◆ PROBLEM DETAILS
Look below and pull out each line with the word "title".

(Data entries)

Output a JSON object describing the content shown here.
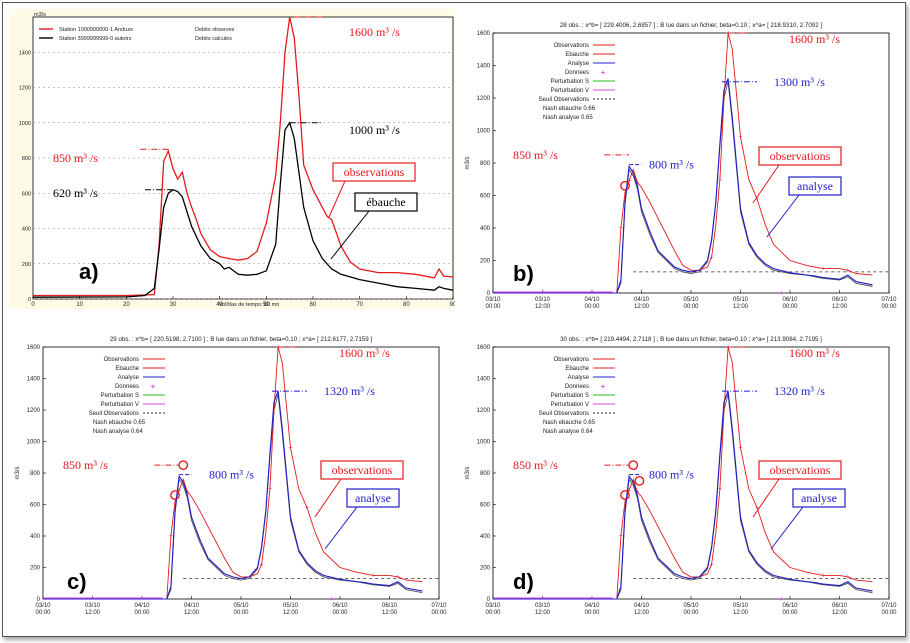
{
  "chart_data": [
    {
      "panel_label": "a)",
      "type": "line",
      "ylabel": "m3/s",
      "xlabel": "Vo0tlas de temps: 60 mn",
      "xlim": [
        0,
        90
      ],
      "ylim": [
        0,
        1600
      ],
      "xticks": [
        "0",
        "10",
        "20",
        "30",
        "40",
        "50",
        "60",
        "70",
        "80",
        "90"
      ],
      "yticks": [
        "0",
        "200",
        "400",
        "600",
        "800",
        "1000",
        "1200",
        "1400"
      ],
      "legend": {
        "position": "top-left",
        "entries": [
          {
            "name": "Station 1000000000-1   Anduze",
            "desc": "Debits observes",
            "color": "#e41a1c"
          },
          {
            "name": "Station 3999999999-0 autotrz",
            "desc": "Debits calcules",
            "color": "#000000"
          }
        ]
      },
      "series": [
        {
          "name": "Station 1000000000-1   Anduze",
          "color": "#e41a1c",
          "x": [
            0,
            20,
            26,
            27,
            28,
            29,
            30,
            31,
            32,
            33,
            34,
            35,
            36,
            38,
            40,
            42,
            44,
            46,
            48,
            50,
            52,
            53,
            54,
            55,
            56,
            57,
            58,
            60,
            62,
            63,
            64,
            66,
            68,
            70,
            74,
            78,
            82,
            86,
            87,
            88,
            90
          ],
          "y": [
            20,
            20,
            25,
            300,
            780,
            840,
            740,
            680,
            720,
            600,
            520,
            450,
            370,
            280,
            240,
            230,
            220,
            230,
            270,
            430,
            700,
            1000,
            1400,
            1600,
            1480,
            1150,
            760,
            620,
            520,
            470,
            450,
            300,
            210,
            170,
            150,
            150,
            140,
            120,
            170,
            130,
            125
          ]
        },
        {
          "name": "Station 3999999999-0 autotrz",
          "color": "#000000",
          "x": [
            0,
            20,
            24,
            26,
            27,
            28,
            29,
            30,
            31,
            32,
            34,
            36,
            38,
            40,
            41,
            42,
            44,
            46,
            48,
            50,
            52,
            53,
            54,
            55,
            56,
            58,
            60,
            62,
            64,
            66,
            70,
            74,
            78,
            82,
            86,
            87,
            88,
            90
          ],
          "y": [
            10,
            12,
            20,
            60,
            280,
            520,
            600,
            620,
            610,
            580,
            410,
            300,
            230,
            200,
            170,
            180,
            140,
            135,
            140,
            160,
            310,
            650,
            960,
            1000,
            910,
            520,
            330,
            230,
            170,
            140,
            110,
            90,
            70,
            60,
            50,
            70,
            60,
            50
          ]
        }
      ],
      "annotations": [
        "1600 m³ /s",
        "850 m³ /s",
        "620 m³ /s",
        "1000 m³ /s",
        "observations",
        "ébauche"
      ]
    },
    {
      "panel_label": "b)",
      "type": "line",
      "title": "28 obs. : x^b= [ 229.4006,   2.6857 ] ; B lue dans un fichier, beta=0.10 ; x^a= [ 218.9310,   2.7092 ]",
      "ylabel": "m3/s",
      "ylim": [
        0,
        1600
      ],
      "yticks": [
        "0",
        "200",
        "400",
        "600",
        "800",
        "1000",
        "1200",
        "1400",
        "1600"
      ],
      "xticks": [
        [
          "03/10",
          "00:00"
        ],
        [
          "03/10",
          "12:00"
        ],
        [
          "04/10",
          "00:00"
        ],
        [
          "04/10",
          "12:00"
        ],
        [
          "05/10",
          "00:00"
        ],
        [
          "05/10",
          "12:00"
        ],
        [
          "06/10",
          "00:00"
        ],
        [
          "06/10",
          "12:00"
        ],
        [
          "07/10",
          "00:00"
        ]
      ],
      "legend_entries": [
        {
          "name": "Observations",
          "color": "#e41a1c",
          "style": "solid"
        },
        {
          "name": "Ebauche",
          "color": "#e41a1c",
          "style": "solid"
        },
        {
          "name": "Analyse",
          "color": "#1f1fc8",
          "style": "solid"
        },
        {
          "name": "Donnees",
          "color": "#c020c0",
          "style": "plus"
        },
        {
          "name": "Perturbation S",
          "color": "#20c020",
          "style": "solid"
        },
        {
          "name": "Perturbation V",
          "color": "#e040e0",
          "style": "solid"
        },
        {
          "name": "Seuil Observations",
          "color": "#303030",
          "style": "dashed"
        }
      ],
      "stats": [
        "Nash ebauche  0.66",
        "Nash analyse  0.65"
      ],
      "threshold": 130,
      "annotations": [
        "1600 m³ /s",
        "1300 m³ /s",
        "850 m³ /s",
        "800 m³ /s",
        "observations",
        "analyse"
      ]
    },
    {
      "panel_label": "c)",
      "type": "line",
      "title": "29 obs. : x^b= [ 220.5198,   2.7100 ] ; B lue dans un fichier, beta=0.10 ; x^a= [ 212.6177,   2.7159 ]",
      "ylabel": "m3/s",
      "ylim": [
        0,
        1600
      ],
      "yticks": [
        "0",
        "200",
        "400",
        "600",
        "800",
        "1000",
        "1200",
        "1400",
        "1600"
      ],
      "xticks": [
        [
          "03/10",
          "00:00"
        ],
        [
          "03/10",
          "12:00"
        ],
        [
          "04/10",
          "00:00"
        ],
        [
          "04/10",
          "12:00"
        ],
        [
          "05/10",
          "00:00"
        ],
        [
          "05/10",
          "12:00"
        ],
        [
          "06/10",
          "00:00"
        ],
        [
          "06/10",
          "12:00"
        ],
        [
          "07/10",
          "00:00"
        ]
      ],
      "stats": [
        "Nash ebauche  0.65",
        "Nash analyse  0.64"
      ],
      "threshold": 130,
      "annotations": [
        "1600 m³ /s",
        "1320 m³ /s",
        "850 m³ /s",
        "800 m³ /s",
        "observations",
        "analyse"
      ]
    },
    {
      "panel_label": "d)",
      "type": "line",
      "title": "30 obs. : x^b= [ 219.4494,   2.7118 ] ; B lue dans un fichier, beta=0.10 ; x^a= [ 213.9084,   2.7195 ]",
      "ylabel": "m3/s",
      "ylim": [
        0,
        1600
      ],
      "yticks": [
        "0",
        "200",
        "400",
        "600",
        "800",
        "1000",
        "1200",
        "1400",
        "1600"
      ],
      "xticks": [
        [
          "03/10",
          "00:00"
        ],
        [
          "03/10",
          "12:00"
        ],
        [
          "04/10",
          "00:00"
        ],
        [
          "04/10",
          "12:00"
        ],
        [
          "05/10",
          "00:00"
        ],
        [
          "05/10",
          "12:00"
        ],
        [
          "06/10",
          "00:00"
        ],
        [
          "06/10",
          "12:00"
        ],
        [
          "07/10",
          "00:00"
        ]
      ],
      "stats": [
        "Nash ebauche  0.65",
        "Nash analyse  0.64"
      ],
      "threshold": 130,
      "annotations": [
        "1600 m³ /s",
        "1320 m³ /s",
        "850 m³ /s",
        "800 m³ /s",
        "observations",
        "analyse"
      ]
    }
  ],
  "time_series": {
    "t": [
      0,
      12,
      24,
      30,
      31,
      32,
      33,
      34,
      35,
      36,
      38,
      40,
      42,
      44,
      46,
      48,
      50,
      52,
      53,
      54,
      55,
      56,
      57,
      58,
      60,
      62,
      64,
      66,
      68,
      72,
      76,
      78,
      80,
      82,
      84,
      86,
      88,
      92
    ],
    "observations": [
      0,
      0,
      0,
      0,
      400,
      620,
      690,
      760,
      680,
      650,
      560,
      460,
      360,
      260,
      170,
      140,
      140,
      160,
      220,
      420,
      700,
      1200,
      1600,
      1500,
      960,
      700,
      580,
      420,
      300,
      200,
      170,
      160,
      150,
      150,
      150,
      140,
      120,
      110
    ],
    "ebauche": [
      0,
      0,
      0,
      0,
      60,
      540,
      760,
      720,
      640,
      500,
      360,
      250,
      200,
      150,
      130,
      120,
      130,
      190,
      320,
      550,
      900,
      1200,
      1300,
      1050,
      500,
      300,
      220,
      170,
      140,
      120,
      110,
      100,
      90,
      85,
      80,
      100,
      60,
      40
    ],
    "analyse": [
      0,
      0,
      0,
      0,
      80,
      560,
      780,
      740,
      660,
      520,
      380,
      260,
      210,
      160,
      140,
      130,
      140,
      200,
      330,
      560,
      920,
      1250,
      1320,
      1080,
      520,
      310,
      230,
      180,
      150,
      125,
      110,
      105,
      95,
      90,
      85,
      110,
      70,
      50
    ]
  },
  "colors": {
    "red": "#e41a1c",
    "blue": "#1f1fc8",
    "black": "#000000",
    "panel_a_bg": "#fdfbe6"
  }
}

◆ RESPONSE TO THE EXERCISE
      "title": "28 obs. : x^b= [ 229.4006,   2.6857 ] ; B lue dans un fichier, beta=0.10 ; x^a= [ 218.9310,   2.7092 ]",
      "title": "29 obs. : x^b= [ 220.5198,   2.7100 ] ; B lue dans un fichier, beta=0.10 ; x^a= [ 212.6177,   2.7159 ]",
      "title": "30 obs. : x^b= [ 219.4494,   2.7118 ] ; B lue dans un fichier, beta=0.10 ; x^a= [ 213.9084,   2.7195 ]",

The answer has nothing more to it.